• _TASK DETAILS_: Filter the entries below, keeping every line that has the word "content".

• _PROVIDED MATERIAL_:
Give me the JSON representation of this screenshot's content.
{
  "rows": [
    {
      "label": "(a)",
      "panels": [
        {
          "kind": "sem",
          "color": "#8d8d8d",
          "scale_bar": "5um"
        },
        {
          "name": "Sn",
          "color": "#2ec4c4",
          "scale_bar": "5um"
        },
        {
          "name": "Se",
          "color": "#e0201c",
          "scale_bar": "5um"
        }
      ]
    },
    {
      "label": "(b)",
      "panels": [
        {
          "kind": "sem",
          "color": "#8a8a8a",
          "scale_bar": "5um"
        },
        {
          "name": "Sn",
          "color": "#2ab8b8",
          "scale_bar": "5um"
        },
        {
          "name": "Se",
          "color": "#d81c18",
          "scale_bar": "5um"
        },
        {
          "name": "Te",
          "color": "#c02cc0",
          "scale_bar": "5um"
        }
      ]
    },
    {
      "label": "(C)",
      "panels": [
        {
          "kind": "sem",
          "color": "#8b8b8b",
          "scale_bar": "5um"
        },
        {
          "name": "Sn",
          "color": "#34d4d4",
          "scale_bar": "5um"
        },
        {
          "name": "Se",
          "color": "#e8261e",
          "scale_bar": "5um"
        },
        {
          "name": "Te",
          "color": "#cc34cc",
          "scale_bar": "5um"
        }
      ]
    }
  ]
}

...

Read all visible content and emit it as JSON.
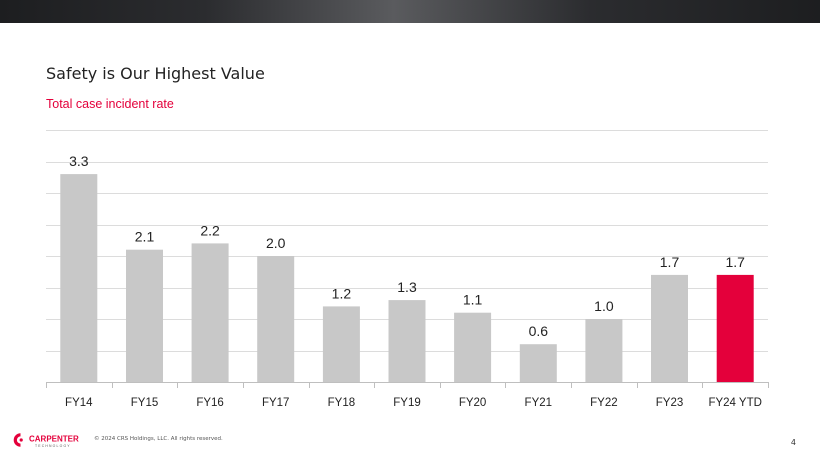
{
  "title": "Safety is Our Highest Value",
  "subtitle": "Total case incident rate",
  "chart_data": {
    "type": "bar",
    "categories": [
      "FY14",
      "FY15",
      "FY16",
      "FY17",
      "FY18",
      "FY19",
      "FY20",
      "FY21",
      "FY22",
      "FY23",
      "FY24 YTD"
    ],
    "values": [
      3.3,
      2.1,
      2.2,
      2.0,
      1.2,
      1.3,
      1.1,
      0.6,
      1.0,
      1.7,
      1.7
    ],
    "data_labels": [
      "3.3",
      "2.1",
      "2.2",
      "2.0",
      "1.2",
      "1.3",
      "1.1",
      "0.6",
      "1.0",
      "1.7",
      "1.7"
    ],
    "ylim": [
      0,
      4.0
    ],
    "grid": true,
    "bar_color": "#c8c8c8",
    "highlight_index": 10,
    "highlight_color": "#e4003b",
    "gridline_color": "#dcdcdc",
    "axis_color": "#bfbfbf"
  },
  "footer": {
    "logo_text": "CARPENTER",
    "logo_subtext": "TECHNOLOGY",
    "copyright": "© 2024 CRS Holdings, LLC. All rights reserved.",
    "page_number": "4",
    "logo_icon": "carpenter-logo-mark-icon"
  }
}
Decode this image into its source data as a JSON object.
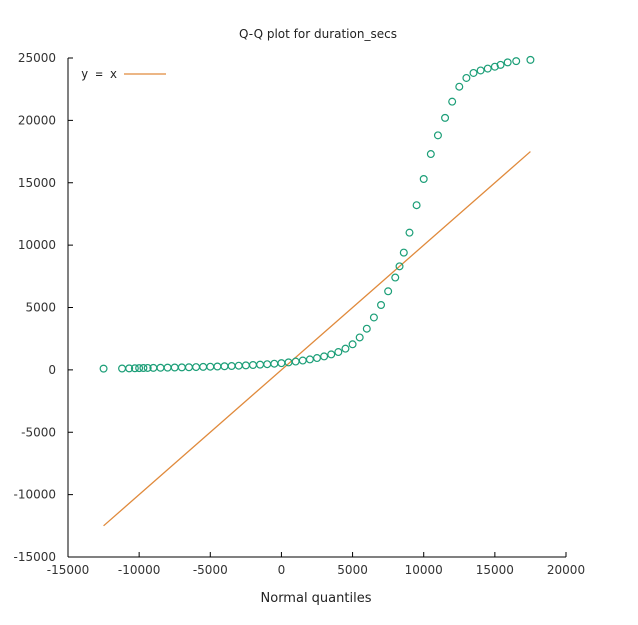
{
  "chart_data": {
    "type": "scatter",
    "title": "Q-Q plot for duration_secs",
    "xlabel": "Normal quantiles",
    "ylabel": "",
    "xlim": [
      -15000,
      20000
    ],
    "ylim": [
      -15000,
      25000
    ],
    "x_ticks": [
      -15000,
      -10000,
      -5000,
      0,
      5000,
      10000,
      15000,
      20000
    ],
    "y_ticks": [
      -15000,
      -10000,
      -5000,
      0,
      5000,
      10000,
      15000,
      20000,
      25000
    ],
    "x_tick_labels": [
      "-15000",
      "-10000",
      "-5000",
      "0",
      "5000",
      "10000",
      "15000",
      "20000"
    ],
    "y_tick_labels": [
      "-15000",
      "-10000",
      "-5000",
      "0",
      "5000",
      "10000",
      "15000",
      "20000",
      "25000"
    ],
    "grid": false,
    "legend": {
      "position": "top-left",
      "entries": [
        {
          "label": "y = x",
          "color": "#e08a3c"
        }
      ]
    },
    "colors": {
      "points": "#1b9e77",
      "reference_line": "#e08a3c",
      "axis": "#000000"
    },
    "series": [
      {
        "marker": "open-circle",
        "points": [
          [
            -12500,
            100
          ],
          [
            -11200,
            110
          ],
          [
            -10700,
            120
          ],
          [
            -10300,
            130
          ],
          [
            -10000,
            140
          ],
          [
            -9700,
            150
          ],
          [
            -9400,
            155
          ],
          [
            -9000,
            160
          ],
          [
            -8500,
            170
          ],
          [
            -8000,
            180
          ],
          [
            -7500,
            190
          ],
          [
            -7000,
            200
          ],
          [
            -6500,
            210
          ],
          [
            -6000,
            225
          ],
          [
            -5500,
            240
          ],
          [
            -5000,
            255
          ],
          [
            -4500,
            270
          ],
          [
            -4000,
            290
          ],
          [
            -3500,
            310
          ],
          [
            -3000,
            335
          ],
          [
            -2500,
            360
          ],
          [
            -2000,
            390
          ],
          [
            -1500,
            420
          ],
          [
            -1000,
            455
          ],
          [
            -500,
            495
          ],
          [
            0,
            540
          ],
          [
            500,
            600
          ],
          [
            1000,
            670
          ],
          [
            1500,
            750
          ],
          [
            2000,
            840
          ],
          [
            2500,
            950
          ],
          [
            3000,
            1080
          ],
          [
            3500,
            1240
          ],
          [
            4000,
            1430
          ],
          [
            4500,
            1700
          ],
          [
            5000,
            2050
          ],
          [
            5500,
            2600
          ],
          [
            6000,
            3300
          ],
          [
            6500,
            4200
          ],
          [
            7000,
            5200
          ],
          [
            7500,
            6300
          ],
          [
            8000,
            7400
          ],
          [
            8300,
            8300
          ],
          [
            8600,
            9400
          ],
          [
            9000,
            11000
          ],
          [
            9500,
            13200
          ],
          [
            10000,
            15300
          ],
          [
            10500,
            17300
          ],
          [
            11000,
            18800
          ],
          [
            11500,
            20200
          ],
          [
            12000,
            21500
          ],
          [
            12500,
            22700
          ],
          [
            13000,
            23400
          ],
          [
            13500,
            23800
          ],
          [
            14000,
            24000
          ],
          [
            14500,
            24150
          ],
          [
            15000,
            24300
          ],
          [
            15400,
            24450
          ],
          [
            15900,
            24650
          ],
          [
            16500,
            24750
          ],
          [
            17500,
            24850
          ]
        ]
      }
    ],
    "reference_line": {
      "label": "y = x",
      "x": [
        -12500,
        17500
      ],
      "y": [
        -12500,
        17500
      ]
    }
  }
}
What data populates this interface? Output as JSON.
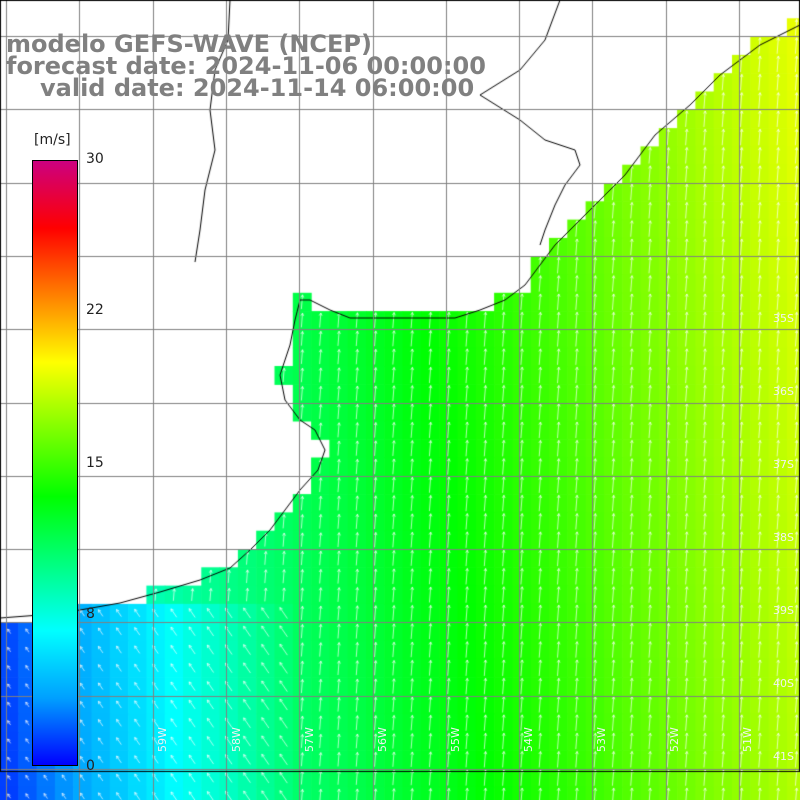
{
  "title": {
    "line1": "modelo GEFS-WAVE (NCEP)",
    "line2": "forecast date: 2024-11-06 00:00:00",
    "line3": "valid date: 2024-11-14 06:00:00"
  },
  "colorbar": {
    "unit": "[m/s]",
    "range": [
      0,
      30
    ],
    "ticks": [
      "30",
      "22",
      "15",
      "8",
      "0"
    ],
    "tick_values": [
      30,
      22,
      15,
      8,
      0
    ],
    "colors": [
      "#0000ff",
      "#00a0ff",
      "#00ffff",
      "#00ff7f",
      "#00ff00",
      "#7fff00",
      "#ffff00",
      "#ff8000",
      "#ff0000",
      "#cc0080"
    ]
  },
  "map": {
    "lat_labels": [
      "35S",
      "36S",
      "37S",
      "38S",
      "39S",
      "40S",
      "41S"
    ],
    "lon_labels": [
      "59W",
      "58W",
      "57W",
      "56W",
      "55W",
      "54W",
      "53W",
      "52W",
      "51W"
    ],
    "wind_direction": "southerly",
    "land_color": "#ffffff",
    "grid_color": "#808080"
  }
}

---

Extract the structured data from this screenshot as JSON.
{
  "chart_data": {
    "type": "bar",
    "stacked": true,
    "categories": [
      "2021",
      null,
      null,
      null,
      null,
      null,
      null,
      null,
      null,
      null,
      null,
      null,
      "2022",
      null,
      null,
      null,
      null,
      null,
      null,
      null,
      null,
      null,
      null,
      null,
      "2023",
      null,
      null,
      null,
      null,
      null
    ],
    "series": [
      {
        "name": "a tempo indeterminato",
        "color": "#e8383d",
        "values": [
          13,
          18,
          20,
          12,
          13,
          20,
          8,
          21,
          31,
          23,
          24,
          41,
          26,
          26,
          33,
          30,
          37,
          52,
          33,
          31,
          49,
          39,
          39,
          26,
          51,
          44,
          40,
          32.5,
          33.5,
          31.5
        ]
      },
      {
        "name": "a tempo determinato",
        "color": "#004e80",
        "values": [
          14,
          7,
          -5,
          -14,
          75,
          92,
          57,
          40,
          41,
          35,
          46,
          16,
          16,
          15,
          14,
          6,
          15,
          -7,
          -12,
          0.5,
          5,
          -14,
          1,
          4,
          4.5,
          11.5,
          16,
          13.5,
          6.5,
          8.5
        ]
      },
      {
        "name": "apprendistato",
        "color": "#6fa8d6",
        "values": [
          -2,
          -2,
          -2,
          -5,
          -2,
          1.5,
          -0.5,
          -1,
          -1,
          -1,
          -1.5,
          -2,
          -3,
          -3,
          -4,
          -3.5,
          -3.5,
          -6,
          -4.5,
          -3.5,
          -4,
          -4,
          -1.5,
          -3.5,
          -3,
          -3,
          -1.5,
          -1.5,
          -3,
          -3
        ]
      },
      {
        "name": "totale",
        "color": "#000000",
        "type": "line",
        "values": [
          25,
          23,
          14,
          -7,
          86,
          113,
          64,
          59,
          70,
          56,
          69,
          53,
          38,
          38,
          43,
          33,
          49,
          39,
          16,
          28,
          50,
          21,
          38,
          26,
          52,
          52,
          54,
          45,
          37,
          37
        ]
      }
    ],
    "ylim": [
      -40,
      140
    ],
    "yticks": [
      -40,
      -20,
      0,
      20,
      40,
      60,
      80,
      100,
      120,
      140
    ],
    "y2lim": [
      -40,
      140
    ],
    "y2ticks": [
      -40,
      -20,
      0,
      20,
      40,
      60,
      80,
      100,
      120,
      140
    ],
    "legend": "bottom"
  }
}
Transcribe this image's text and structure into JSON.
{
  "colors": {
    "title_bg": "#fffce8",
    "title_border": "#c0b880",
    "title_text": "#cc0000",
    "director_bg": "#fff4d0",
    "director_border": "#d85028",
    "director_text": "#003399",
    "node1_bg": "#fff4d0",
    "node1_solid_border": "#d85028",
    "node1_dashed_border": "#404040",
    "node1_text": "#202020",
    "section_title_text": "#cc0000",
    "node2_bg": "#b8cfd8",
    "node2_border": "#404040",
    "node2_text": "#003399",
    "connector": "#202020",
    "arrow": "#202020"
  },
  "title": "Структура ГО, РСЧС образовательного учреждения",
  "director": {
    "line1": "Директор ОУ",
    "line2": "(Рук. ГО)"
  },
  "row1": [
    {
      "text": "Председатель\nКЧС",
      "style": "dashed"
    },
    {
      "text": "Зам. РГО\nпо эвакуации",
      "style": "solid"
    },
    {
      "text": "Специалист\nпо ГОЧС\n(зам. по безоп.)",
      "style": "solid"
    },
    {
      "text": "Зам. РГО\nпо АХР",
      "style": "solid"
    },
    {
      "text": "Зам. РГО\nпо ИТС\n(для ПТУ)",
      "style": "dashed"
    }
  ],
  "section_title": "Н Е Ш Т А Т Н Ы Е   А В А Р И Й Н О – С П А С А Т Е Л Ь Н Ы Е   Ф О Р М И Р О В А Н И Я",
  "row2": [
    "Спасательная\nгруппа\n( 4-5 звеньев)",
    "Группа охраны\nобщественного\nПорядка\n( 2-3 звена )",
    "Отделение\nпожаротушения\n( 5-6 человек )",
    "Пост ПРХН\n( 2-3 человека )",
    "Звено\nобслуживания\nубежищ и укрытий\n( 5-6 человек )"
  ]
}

• _THE SOLUTION_:
Give me the JSON representation of this screenshot's content.
Read all visible content and emit it as JSON.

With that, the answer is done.